Given task> Pick out the lines below with "this" and list them.

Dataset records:
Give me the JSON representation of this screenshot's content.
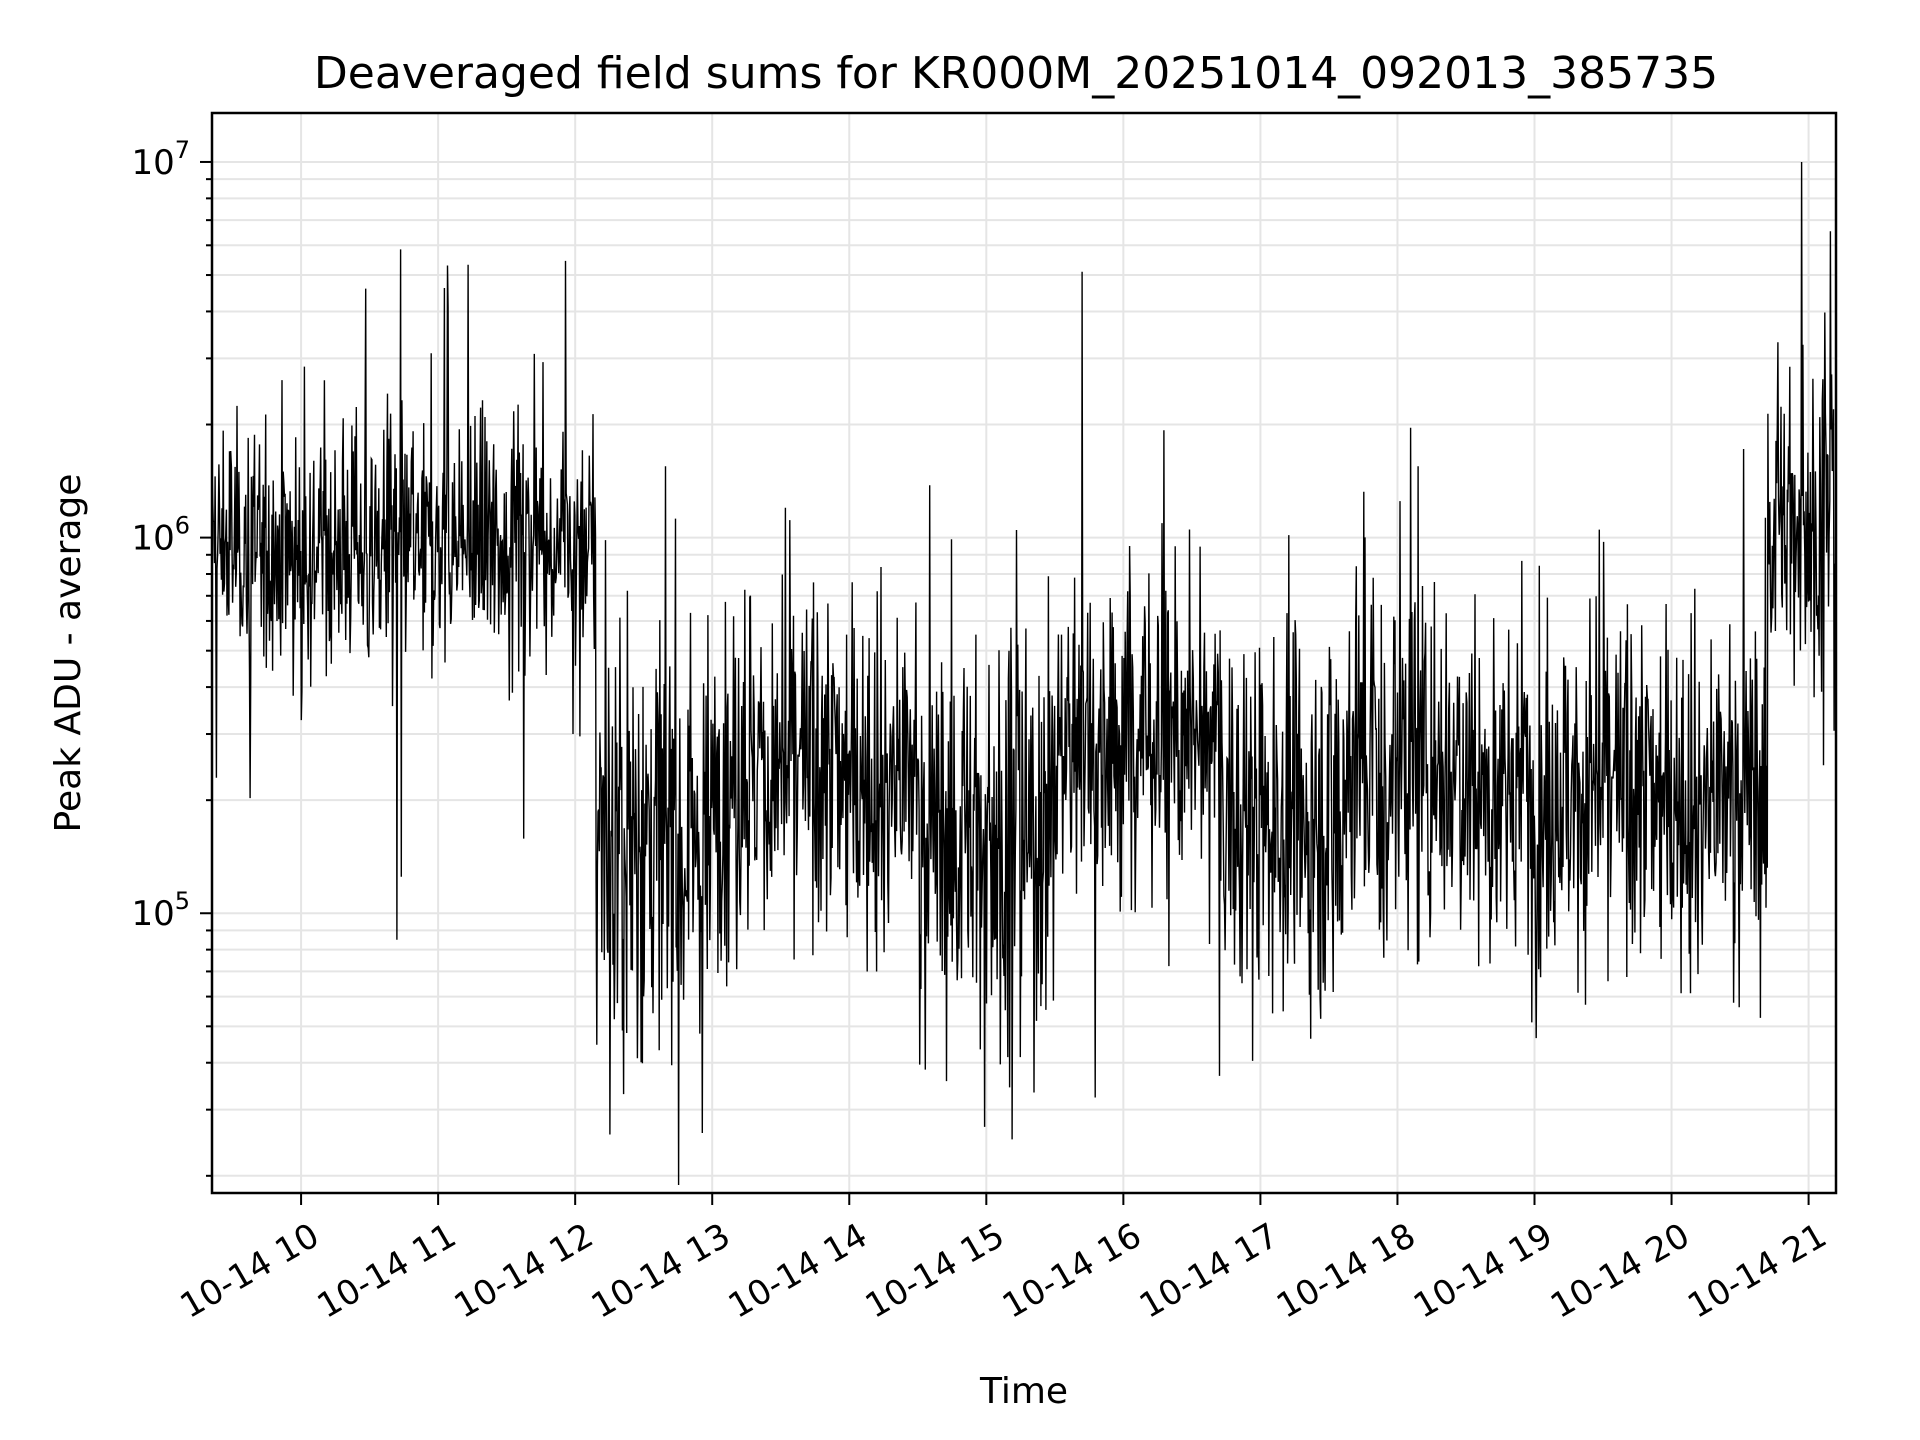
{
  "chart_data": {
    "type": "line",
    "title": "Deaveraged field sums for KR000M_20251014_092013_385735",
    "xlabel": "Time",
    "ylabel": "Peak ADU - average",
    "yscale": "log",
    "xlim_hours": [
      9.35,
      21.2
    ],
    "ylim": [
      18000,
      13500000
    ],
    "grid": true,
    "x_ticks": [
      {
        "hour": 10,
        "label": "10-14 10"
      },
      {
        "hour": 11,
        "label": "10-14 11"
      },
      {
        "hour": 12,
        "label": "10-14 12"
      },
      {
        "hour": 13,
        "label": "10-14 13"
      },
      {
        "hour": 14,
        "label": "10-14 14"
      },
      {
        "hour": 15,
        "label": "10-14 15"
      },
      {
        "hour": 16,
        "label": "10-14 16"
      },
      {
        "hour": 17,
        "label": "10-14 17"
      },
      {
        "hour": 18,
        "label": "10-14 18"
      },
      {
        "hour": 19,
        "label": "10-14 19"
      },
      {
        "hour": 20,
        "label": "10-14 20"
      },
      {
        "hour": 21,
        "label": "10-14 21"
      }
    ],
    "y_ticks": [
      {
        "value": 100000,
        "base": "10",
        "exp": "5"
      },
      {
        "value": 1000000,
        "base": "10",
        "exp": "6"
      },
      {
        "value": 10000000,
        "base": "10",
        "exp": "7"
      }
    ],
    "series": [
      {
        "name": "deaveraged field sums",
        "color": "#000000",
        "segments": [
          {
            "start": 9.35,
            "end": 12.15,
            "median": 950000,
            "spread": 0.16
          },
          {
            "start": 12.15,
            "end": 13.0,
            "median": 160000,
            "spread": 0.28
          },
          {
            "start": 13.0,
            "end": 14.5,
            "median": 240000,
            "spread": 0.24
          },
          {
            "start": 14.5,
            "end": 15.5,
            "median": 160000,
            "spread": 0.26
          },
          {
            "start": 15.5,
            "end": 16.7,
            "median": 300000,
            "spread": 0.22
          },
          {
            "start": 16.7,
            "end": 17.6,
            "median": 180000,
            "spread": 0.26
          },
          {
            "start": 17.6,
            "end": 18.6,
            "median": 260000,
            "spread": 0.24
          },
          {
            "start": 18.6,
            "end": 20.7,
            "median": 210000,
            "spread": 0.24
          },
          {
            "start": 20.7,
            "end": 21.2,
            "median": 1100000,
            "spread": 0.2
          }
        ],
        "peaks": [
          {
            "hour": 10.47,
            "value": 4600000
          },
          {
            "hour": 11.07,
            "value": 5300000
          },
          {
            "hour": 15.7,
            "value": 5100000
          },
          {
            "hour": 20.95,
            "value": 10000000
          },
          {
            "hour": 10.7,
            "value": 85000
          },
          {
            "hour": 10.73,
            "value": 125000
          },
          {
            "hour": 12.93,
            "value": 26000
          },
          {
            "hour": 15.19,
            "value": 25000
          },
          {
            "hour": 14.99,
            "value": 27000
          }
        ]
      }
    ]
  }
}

---

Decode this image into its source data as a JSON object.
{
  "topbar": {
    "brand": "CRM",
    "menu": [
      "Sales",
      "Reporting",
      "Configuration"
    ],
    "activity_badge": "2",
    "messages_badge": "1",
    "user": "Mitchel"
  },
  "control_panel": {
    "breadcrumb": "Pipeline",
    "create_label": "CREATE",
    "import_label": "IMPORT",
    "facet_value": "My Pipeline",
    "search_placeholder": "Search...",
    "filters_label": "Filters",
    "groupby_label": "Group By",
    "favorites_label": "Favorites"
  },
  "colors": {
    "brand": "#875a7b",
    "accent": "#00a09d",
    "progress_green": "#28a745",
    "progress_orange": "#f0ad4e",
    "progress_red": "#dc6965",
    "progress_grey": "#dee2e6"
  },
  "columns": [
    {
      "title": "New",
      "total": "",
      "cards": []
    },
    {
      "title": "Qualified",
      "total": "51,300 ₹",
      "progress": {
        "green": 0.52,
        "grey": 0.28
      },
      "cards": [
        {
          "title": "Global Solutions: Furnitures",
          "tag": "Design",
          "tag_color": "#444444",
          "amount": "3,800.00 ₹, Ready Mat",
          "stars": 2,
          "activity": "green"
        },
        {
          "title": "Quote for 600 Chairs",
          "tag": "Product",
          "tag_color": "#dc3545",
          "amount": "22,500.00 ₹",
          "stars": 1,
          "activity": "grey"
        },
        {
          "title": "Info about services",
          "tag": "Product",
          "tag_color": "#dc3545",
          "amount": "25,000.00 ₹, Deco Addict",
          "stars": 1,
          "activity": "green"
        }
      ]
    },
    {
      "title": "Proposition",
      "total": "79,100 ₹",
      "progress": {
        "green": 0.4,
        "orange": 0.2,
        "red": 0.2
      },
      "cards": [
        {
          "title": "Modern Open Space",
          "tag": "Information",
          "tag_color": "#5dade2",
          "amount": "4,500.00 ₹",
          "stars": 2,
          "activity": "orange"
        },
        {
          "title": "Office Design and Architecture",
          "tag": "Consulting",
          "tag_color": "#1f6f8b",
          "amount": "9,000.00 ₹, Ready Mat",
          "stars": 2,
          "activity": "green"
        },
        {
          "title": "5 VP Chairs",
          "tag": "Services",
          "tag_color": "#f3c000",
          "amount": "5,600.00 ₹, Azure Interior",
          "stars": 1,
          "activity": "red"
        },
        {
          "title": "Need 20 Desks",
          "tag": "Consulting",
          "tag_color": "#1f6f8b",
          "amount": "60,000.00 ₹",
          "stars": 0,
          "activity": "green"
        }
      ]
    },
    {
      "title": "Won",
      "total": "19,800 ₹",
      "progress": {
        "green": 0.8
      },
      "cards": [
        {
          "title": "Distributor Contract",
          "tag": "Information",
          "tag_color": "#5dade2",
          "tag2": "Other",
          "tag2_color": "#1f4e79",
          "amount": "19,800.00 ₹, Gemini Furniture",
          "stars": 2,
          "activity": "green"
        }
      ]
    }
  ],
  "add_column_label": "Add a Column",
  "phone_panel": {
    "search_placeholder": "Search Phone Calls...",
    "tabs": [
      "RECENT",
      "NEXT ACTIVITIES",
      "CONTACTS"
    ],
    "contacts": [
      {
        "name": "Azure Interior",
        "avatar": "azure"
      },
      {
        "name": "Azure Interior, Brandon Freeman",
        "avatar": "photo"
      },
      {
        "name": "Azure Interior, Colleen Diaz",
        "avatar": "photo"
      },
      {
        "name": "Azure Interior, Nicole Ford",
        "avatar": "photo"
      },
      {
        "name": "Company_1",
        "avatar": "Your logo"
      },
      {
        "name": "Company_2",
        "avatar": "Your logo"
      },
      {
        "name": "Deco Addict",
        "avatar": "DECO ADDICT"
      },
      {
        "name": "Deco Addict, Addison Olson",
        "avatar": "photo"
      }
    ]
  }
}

Solution>
Give me the JSON representation of this screenshot's content.
Decode this image into its source data as a JSON object.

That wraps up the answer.